■ **Exercise brief**
Where does the string "models" appear? Copy every line of the entries below that holds it.

=======

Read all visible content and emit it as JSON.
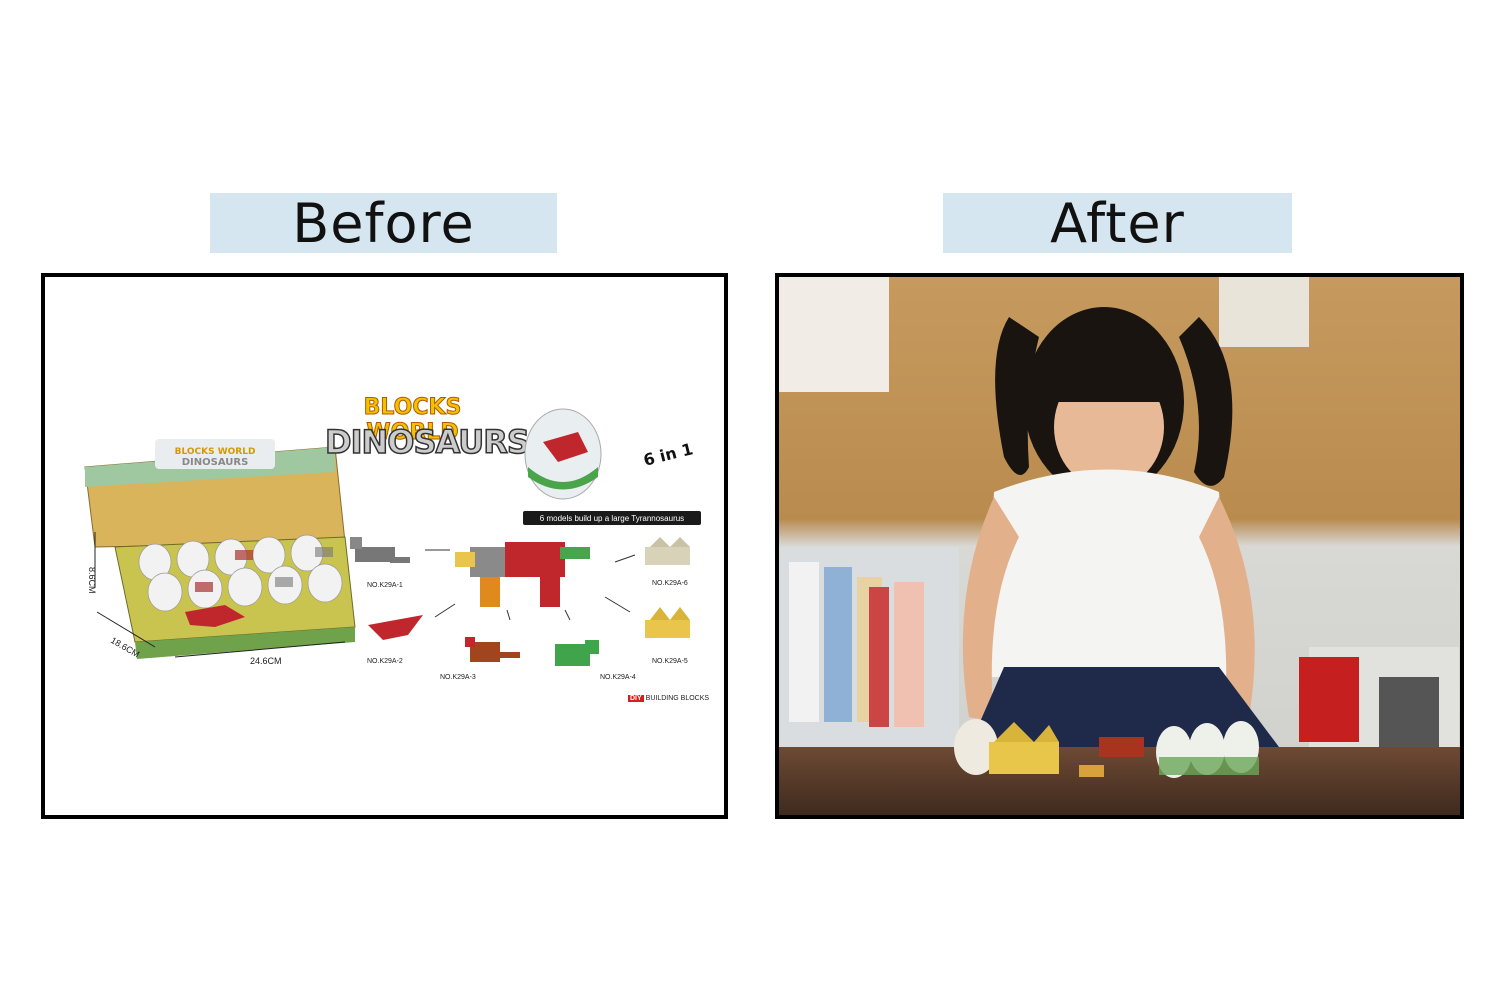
{
  "labels": {
    "before": "Before",
    "after": "After"
  },
  "before_panel": {
    "logo_line1": "BLOCKS WORLD",
    "logo_line2": "DINOSAURS",
    "badge": "6 in 1",
    "tagline": "6 models build up a large Tyrannosaurus",
    "dimensions": {
      "height": "8.6CM",
      "depth": "18.6CM",
      "width": "24.6CM"
    },
    "models": [
      "NO.K29A-1",
      "NO.K29A-2",
      "NO.K29A-3",
      "NO.K29A-4",
      "NO.K29A-5",
      "NO.K29A-6"
    ],
    "diy_tag": "DIY",
    "diy_text": "BUILDING BLOCKS"
  },
  "colors": {
    "label_bg": "#d6e6f1",
    "border": "#000000"
  }
}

=======

■ **Reply**
    "tagline": "6 models build up a large Tyrannosaurus",
    "models": [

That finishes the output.